## [Required work]
Which lines below hold the word "account"? Report each one.

┄┄┄┄┄┄┄┄┄┄

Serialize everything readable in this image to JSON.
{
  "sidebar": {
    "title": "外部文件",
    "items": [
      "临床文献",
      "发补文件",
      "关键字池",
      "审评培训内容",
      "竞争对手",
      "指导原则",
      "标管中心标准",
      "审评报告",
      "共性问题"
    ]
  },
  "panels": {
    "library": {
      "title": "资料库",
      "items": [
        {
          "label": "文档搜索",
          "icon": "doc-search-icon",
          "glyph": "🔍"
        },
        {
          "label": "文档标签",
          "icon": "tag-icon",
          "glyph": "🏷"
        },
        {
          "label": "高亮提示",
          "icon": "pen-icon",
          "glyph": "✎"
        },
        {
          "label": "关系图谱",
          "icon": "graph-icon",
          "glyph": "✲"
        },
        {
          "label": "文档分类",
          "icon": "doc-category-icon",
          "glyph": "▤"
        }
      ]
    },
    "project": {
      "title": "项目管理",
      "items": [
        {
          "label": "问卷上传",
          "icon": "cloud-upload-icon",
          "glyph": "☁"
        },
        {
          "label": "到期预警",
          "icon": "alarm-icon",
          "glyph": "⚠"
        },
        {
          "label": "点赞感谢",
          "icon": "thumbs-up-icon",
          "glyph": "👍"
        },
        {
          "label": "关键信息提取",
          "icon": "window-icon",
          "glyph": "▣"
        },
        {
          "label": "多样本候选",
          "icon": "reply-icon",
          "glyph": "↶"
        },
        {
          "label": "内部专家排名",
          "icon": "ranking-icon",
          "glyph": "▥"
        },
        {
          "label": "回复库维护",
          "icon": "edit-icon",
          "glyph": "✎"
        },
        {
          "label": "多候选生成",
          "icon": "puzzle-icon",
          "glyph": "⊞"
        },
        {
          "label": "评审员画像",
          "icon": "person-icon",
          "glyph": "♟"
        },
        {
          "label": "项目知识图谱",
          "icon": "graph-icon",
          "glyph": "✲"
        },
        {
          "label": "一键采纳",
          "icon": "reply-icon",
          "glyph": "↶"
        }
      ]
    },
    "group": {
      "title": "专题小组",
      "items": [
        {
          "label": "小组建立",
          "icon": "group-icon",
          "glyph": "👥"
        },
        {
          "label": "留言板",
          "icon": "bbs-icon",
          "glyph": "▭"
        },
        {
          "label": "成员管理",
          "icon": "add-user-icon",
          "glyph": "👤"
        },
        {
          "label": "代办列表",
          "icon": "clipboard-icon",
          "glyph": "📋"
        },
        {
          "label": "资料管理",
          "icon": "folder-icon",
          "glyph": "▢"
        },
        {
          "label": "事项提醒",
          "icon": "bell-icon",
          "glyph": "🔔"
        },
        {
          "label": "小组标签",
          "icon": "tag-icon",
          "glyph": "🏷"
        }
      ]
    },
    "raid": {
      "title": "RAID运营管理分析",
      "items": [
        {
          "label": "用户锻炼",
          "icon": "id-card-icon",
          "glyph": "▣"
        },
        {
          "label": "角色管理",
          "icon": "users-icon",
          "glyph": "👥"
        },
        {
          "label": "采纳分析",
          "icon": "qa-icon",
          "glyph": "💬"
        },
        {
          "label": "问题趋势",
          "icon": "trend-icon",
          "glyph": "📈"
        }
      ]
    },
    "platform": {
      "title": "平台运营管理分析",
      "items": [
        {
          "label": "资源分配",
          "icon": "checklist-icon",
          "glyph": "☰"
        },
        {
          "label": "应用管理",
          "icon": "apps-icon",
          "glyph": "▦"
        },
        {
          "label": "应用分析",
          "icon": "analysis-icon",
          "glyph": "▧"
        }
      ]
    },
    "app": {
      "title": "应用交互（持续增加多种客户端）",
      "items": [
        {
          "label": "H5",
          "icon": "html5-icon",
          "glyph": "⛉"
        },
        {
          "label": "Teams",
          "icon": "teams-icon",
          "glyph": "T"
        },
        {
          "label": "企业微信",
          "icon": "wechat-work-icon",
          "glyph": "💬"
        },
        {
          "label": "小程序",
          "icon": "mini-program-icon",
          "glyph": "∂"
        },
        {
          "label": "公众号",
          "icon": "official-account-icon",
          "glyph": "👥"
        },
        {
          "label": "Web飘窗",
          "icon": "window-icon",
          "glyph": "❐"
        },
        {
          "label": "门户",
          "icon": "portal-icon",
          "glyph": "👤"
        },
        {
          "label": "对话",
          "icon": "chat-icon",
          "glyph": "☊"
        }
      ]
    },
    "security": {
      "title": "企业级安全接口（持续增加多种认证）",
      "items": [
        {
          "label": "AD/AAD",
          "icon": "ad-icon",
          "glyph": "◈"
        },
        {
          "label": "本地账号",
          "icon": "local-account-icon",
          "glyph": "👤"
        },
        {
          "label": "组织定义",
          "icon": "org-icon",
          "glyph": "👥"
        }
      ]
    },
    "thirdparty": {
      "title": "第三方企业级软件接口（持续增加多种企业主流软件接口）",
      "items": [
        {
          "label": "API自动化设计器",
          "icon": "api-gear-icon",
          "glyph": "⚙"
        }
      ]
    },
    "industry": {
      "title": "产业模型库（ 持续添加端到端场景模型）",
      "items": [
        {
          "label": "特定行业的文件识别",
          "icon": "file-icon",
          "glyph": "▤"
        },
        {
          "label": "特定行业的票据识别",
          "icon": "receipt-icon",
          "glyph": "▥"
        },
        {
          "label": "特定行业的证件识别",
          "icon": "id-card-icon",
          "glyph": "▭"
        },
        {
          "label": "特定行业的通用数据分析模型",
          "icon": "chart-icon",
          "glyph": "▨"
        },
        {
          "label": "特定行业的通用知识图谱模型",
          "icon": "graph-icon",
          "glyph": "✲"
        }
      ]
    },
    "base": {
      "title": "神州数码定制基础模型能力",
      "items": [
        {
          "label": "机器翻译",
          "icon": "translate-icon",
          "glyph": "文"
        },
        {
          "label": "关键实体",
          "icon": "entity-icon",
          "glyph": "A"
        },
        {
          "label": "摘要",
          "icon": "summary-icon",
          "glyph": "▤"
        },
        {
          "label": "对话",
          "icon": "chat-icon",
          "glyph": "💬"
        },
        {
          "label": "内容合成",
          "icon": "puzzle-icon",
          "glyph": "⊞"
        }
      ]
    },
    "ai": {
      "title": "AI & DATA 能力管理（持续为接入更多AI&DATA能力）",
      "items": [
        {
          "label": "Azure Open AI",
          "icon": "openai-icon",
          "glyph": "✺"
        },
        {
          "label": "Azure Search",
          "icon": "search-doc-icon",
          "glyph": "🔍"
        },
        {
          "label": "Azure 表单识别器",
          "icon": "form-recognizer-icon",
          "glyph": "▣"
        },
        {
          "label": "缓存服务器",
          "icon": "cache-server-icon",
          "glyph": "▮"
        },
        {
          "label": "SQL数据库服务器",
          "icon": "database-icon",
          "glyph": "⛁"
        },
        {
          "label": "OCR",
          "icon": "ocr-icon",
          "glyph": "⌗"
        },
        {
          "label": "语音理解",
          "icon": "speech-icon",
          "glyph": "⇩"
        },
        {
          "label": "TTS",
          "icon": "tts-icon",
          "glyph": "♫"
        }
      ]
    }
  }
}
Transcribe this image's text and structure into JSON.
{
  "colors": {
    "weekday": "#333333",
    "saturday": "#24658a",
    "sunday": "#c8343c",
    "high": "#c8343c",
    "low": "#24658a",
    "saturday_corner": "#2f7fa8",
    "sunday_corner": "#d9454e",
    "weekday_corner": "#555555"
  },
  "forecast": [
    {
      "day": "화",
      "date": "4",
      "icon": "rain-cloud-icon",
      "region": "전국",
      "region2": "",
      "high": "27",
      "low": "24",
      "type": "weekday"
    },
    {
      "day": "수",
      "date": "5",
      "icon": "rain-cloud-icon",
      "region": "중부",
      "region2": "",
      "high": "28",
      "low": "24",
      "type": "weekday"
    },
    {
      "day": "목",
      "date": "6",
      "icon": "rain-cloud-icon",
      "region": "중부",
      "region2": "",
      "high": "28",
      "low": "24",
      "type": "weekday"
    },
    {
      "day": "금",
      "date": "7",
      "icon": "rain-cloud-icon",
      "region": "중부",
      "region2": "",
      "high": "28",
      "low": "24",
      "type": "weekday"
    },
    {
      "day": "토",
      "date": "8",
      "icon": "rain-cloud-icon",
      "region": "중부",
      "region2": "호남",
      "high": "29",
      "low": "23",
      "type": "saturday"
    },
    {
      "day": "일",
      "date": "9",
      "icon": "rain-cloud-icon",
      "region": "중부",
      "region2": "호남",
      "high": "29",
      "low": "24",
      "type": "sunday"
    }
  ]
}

┄┄┄┄┄┄┄┄┄┄

## [Solution]
          "icon": "official-account-icon",
          "icon": "local-account-icon",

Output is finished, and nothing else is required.